> [Material supplied]:
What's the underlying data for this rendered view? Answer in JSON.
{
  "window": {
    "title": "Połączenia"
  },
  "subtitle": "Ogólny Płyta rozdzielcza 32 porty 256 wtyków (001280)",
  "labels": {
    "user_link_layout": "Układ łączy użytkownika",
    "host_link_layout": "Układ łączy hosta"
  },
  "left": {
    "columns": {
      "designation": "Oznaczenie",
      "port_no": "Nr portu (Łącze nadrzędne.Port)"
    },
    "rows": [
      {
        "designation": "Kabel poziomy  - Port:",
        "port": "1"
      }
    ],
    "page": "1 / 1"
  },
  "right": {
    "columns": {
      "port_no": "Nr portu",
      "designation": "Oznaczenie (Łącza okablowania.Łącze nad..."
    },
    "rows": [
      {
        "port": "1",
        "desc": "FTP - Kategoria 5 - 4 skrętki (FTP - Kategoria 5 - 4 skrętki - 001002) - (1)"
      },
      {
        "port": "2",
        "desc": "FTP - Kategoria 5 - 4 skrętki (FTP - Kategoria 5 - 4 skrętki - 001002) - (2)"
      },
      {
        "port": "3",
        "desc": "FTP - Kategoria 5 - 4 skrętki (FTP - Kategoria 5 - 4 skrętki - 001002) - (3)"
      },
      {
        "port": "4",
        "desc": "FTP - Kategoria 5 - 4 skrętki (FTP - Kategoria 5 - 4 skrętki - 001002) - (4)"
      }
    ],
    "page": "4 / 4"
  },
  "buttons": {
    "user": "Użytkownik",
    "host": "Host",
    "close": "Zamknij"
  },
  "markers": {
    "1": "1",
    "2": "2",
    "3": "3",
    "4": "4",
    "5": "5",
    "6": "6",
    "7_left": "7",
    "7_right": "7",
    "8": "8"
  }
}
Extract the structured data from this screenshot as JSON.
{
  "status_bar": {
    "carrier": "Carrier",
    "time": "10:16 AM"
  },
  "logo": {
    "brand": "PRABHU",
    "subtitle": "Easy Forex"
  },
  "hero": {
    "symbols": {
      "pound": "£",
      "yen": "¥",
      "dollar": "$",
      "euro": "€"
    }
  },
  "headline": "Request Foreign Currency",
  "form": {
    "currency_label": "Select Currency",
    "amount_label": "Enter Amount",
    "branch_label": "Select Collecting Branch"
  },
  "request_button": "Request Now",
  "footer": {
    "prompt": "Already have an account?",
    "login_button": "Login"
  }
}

> [Written problem]: Give back the lines above exactly, from the one with "Extract the structured" through the last line.

> [Solution to this exercise]:
Extract the structured data from this screenshot as JSON.
{
  "status_bar": {
    "carrier": "Carrier",
    "time": "10:16 AM"
  },
  "logo": {
    "brand": "PRABHU",
    "subtitle": "Easy Forex"
  },
  "hero": {
    "symbols": {
      "pound": "£",
      "yen": "¥",
      "dollar": "$",
      "euro": "€"
    }
  },
  "headline": "Request Foreign Currency",
  "form": {
    "currency_label": "Select Currency",
    "amount_label": "Enter Amount",
    "branch_label": "Select Collecting Branch"
  },
  "request_button": "Request Now",
  "footer": {
    "prompt": "Already have an account?",
    "login_button": "Login"
  }
}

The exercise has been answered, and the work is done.